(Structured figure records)
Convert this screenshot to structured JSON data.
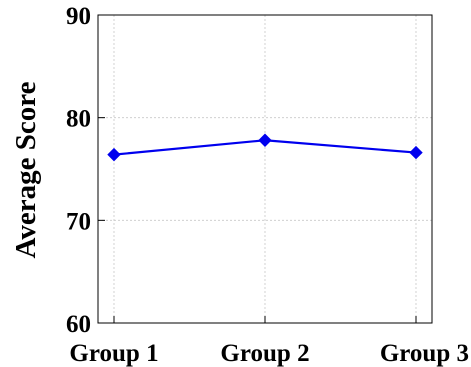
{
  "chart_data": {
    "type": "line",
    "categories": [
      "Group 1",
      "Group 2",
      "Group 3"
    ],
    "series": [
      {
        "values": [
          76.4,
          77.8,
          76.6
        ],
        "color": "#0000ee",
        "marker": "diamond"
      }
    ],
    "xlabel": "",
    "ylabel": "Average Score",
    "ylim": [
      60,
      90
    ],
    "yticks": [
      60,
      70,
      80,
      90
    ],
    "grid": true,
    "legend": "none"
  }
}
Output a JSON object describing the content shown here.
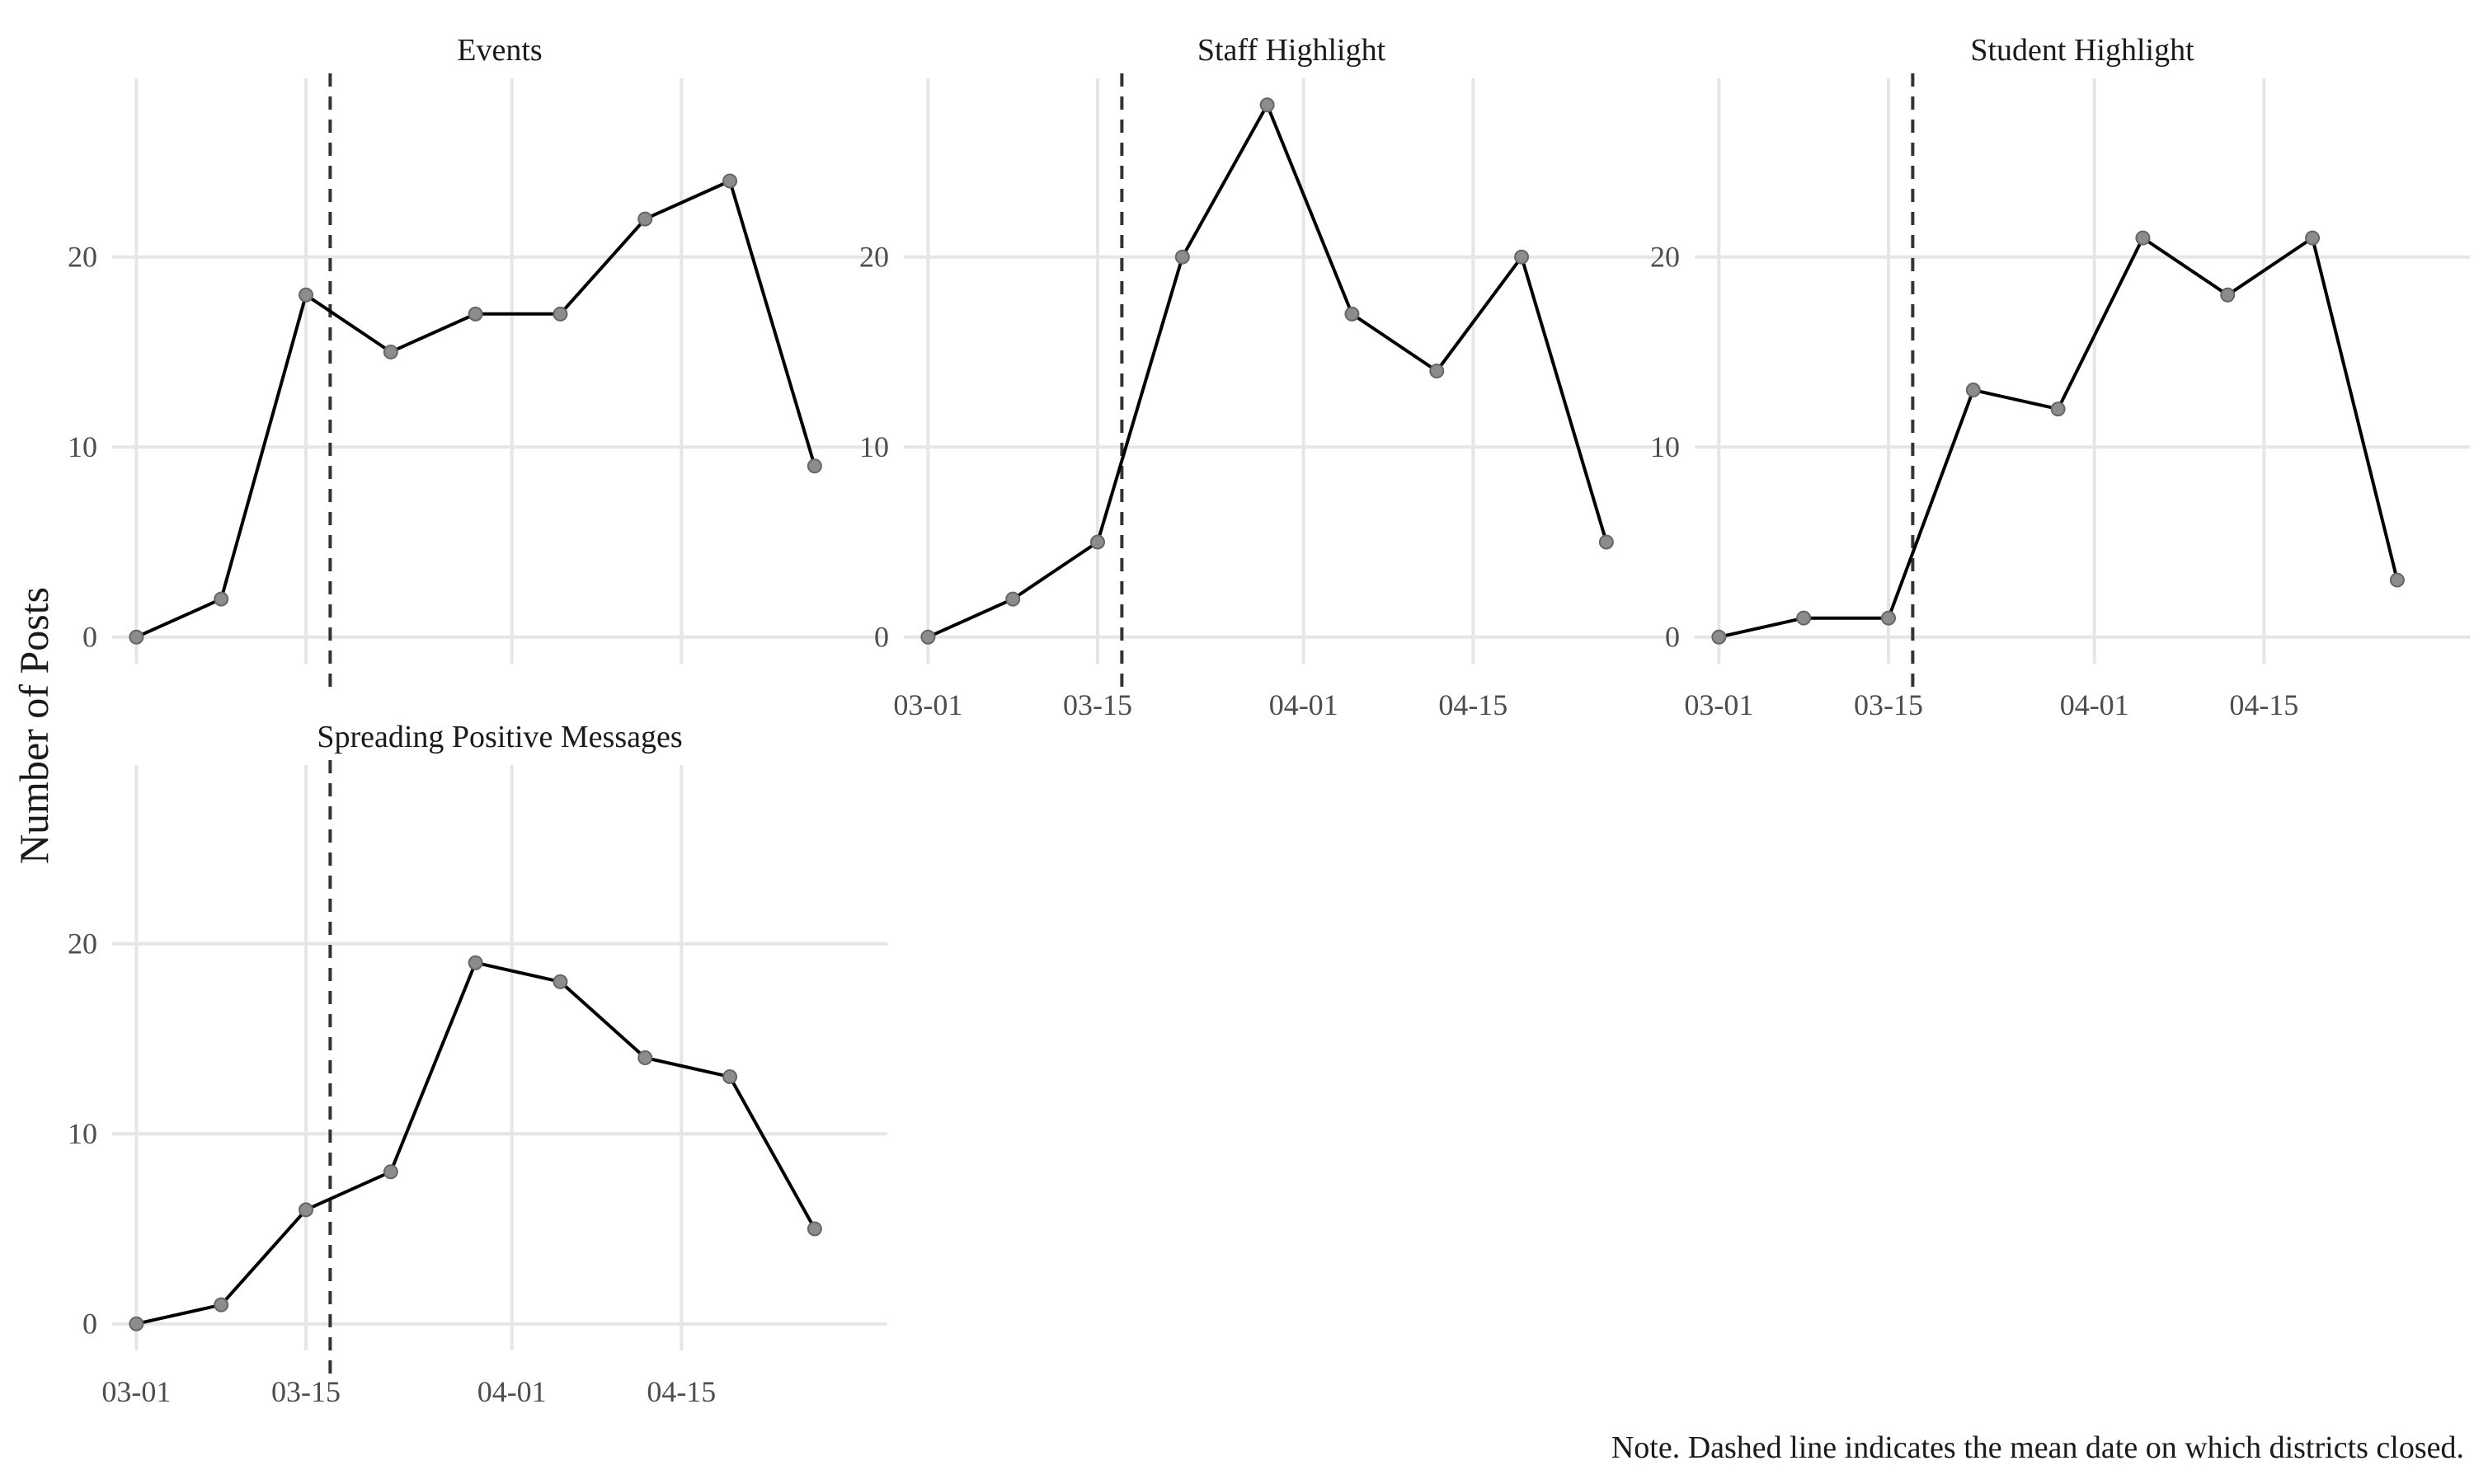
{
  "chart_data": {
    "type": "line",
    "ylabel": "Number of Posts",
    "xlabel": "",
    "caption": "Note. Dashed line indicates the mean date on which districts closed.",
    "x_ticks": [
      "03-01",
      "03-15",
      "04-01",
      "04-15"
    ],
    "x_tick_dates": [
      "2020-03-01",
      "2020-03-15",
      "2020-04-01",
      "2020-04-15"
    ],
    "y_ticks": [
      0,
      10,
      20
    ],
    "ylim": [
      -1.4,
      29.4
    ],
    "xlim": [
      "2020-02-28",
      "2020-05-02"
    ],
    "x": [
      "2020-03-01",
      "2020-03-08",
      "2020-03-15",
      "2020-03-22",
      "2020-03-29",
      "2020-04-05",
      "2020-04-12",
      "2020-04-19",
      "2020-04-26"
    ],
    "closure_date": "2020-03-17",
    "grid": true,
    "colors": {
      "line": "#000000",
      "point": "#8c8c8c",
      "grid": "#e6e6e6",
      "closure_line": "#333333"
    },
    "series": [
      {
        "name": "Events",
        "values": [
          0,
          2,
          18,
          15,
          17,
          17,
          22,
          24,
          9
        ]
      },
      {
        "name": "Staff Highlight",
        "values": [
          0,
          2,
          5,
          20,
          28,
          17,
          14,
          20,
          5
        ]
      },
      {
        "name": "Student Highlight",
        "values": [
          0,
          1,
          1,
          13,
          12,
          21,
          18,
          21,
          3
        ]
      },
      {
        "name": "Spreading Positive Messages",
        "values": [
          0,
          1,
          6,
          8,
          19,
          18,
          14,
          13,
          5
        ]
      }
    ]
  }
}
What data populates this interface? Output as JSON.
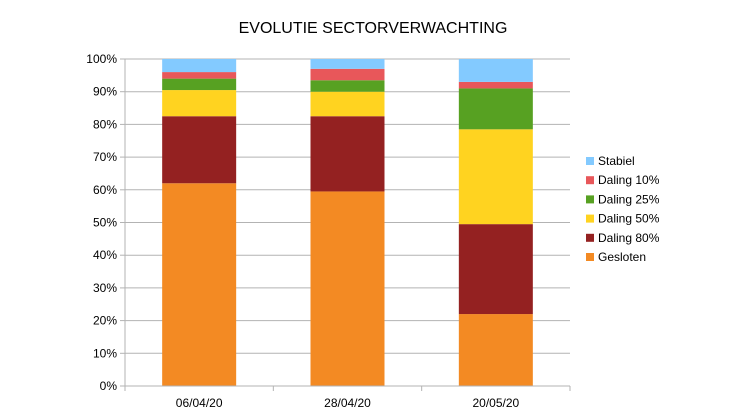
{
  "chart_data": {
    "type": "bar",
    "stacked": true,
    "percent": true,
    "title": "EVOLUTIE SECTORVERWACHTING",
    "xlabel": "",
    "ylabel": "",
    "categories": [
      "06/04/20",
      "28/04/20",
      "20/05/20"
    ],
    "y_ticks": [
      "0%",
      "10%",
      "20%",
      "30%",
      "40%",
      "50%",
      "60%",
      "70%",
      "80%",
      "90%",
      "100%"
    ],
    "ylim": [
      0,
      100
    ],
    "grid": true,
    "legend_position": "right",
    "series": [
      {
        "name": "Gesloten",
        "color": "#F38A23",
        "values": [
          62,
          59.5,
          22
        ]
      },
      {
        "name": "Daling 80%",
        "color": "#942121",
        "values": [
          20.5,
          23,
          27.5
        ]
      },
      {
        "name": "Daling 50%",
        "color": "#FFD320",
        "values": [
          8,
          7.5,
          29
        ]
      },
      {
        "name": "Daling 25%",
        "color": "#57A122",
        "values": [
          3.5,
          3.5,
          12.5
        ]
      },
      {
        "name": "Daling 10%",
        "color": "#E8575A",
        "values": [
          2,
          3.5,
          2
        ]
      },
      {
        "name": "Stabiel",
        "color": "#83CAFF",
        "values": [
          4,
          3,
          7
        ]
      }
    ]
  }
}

_TASK STATEMENT_
Give the count of lines in the listing that hold the word "name", with no other text.

_IN RESPONSE_
10